§ **PROBLEM DETAILS**: Pull out every line below that contains the word "BLACK".

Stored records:
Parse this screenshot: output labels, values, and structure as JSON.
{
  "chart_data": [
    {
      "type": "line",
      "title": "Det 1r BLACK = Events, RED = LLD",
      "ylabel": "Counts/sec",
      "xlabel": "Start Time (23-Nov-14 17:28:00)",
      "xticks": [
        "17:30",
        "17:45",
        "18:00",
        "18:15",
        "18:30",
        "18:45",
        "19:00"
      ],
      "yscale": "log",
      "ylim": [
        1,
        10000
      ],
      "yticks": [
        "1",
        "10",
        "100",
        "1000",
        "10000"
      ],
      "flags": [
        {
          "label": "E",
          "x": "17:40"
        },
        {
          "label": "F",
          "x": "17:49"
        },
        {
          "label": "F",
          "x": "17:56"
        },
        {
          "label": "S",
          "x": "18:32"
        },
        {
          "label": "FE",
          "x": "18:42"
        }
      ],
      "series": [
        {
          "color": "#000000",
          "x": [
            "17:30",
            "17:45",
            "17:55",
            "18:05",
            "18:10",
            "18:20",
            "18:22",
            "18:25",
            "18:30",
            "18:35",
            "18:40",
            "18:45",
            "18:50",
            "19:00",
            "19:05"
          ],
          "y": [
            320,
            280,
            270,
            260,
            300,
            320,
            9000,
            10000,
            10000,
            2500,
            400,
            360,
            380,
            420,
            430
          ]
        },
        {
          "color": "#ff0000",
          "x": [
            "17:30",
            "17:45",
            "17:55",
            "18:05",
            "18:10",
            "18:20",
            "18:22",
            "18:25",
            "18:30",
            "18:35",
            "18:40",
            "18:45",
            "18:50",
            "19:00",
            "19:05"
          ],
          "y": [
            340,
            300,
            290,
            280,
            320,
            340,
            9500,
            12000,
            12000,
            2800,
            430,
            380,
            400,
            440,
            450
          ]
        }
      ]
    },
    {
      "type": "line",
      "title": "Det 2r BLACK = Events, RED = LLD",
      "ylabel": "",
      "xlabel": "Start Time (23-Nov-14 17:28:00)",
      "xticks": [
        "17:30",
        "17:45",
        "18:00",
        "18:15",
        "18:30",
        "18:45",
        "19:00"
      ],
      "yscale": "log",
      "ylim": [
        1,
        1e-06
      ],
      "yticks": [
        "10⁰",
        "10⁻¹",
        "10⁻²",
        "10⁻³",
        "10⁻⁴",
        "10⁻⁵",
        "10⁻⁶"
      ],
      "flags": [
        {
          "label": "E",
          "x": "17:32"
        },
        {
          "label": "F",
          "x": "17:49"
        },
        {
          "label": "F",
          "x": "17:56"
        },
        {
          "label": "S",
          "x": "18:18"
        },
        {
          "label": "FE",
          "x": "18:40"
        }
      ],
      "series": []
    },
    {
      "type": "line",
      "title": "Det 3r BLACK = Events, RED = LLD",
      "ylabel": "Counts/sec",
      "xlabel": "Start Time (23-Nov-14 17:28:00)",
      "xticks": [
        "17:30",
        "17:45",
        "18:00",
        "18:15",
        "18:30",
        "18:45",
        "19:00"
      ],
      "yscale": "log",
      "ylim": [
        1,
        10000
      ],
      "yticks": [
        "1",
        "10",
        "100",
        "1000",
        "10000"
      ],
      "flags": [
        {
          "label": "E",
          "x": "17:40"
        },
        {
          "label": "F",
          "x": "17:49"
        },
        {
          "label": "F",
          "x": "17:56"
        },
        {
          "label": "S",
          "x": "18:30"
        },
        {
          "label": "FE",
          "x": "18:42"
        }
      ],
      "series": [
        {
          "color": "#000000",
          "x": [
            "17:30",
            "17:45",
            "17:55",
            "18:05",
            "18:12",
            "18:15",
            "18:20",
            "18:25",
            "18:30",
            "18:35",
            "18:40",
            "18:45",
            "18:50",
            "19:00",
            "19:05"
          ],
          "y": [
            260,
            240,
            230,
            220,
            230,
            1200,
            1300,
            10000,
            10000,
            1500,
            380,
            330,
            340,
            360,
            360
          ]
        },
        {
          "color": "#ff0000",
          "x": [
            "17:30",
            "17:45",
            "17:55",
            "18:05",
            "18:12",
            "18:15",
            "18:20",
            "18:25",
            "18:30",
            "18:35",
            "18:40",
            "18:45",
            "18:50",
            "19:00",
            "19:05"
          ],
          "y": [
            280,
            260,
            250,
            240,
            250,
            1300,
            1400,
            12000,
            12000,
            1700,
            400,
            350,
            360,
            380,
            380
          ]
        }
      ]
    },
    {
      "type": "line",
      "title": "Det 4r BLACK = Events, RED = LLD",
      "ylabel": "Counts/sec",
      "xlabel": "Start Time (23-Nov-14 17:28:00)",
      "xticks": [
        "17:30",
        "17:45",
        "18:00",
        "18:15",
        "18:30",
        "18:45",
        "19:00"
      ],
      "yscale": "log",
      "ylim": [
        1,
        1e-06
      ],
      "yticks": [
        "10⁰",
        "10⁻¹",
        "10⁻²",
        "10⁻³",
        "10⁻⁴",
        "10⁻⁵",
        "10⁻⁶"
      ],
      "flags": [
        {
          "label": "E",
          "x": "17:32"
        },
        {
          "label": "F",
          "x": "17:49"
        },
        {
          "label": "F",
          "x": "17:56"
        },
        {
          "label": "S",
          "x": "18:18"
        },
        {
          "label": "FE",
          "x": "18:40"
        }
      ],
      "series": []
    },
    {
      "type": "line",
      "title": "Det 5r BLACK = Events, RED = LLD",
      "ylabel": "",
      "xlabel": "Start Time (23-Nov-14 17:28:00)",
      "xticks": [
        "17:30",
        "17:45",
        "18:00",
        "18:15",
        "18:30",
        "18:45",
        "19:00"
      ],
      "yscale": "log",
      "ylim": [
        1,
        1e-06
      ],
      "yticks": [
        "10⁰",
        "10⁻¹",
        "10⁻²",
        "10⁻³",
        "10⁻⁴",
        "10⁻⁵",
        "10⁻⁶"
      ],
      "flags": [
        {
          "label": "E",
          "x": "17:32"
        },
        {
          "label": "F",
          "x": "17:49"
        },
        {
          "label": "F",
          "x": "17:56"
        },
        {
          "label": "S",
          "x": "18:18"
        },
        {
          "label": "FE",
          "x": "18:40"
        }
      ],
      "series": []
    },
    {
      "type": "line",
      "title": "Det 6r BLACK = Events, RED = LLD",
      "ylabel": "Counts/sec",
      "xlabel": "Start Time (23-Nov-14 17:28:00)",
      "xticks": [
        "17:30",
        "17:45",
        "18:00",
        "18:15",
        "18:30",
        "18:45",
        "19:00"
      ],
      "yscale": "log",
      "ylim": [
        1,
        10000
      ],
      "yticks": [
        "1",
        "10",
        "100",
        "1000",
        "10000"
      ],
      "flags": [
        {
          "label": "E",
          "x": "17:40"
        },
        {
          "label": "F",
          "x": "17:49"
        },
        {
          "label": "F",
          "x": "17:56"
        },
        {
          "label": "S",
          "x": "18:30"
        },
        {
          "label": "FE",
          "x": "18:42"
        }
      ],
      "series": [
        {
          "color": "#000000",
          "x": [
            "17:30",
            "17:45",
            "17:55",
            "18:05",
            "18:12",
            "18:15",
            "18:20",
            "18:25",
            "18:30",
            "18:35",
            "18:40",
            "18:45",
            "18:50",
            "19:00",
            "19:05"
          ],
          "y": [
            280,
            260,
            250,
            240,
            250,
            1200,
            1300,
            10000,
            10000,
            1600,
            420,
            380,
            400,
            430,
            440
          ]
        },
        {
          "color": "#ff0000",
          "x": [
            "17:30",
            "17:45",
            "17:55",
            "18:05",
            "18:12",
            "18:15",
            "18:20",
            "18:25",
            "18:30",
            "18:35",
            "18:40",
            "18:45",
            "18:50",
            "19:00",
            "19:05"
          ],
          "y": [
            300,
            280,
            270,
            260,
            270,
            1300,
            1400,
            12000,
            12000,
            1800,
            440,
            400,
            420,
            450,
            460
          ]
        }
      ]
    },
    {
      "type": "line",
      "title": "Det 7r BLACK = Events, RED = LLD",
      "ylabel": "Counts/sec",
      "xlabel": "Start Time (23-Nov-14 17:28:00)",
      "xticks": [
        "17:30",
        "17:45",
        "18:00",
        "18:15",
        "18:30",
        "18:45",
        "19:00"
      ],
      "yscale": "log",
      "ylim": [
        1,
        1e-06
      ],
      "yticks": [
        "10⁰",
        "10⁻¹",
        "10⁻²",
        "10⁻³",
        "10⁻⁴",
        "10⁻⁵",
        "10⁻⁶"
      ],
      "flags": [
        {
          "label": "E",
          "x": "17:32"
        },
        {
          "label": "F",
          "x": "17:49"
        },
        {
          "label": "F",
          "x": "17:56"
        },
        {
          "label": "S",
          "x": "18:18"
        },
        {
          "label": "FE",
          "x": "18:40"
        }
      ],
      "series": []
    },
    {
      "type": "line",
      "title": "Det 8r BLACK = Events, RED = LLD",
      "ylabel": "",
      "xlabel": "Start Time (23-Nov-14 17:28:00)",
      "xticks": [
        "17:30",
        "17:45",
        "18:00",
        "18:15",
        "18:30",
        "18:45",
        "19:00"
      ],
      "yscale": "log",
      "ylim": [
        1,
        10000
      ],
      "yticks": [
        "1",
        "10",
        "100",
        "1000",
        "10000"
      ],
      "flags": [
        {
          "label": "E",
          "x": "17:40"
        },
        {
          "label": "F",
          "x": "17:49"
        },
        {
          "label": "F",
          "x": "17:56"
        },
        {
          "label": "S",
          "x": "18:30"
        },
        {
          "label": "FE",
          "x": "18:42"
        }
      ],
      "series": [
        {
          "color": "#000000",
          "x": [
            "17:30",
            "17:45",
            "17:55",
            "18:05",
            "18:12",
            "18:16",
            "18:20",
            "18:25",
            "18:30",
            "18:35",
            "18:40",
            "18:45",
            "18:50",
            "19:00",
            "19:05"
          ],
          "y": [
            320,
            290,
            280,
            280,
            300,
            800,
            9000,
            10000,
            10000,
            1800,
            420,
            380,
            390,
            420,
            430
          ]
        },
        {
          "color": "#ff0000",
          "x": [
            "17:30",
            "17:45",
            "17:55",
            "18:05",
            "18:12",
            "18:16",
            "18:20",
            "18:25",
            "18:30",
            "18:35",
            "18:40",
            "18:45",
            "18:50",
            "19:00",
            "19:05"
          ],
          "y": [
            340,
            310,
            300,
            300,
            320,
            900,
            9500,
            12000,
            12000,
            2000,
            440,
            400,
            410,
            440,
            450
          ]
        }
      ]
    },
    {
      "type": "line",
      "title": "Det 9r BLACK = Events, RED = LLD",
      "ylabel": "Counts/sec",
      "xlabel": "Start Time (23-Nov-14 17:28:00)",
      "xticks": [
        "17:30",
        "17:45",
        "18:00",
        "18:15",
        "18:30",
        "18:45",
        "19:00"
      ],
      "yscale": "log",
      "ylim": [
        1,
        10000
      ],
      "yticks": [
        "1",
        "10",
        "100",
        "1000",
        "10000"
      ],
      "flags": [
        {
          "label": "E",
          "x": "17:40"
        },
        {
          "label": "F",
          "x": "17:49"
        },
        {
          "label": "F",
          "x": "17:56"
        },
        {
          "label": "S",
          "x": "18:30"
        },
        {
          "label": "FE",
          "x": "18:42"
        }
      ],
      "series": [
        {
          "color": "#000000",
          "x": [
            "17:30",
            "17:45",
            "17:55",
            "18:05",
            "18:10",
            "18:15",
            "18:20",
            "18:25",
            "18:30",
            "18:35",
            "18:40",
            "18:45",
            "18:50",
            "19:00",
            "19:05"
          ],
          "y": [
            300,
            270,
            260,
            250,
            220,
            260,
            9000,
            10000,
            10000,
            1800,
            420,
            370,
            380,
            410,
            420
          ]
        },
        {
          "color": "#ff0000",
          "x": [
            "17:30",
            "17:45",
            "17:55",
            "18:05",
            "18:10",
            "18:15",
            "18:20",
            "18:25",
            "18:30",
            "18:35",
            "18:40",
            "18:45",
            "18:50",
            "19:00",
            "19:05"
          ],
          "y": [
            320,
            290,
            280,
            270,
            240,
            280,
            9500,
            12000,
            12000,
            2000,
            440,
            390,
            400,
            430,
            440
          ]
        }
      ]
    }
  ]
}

§ **SOLUTION**:
      "title": "Det 1r BLACK = Events, RED = LLD",
      "title": "Det 2r BLACK = Events, RED = LLD",
      "title": "Det 3r BLACK = Events, RED = LLD",
      "title": "Det 4r BLACK = Events, RED = LLD",
      "title": "Det 5r BLACK = Events, RED = LLD",
      "title": "Det 6r BLACK = Events, RED = LLD",
      "title": "Det 7r BLACK = Events, RED = LLD",
      "title": "Det 8r BLACK = Events, RED = LLD",
      "title": "Det 9r BLACK = Events, RED = LLD",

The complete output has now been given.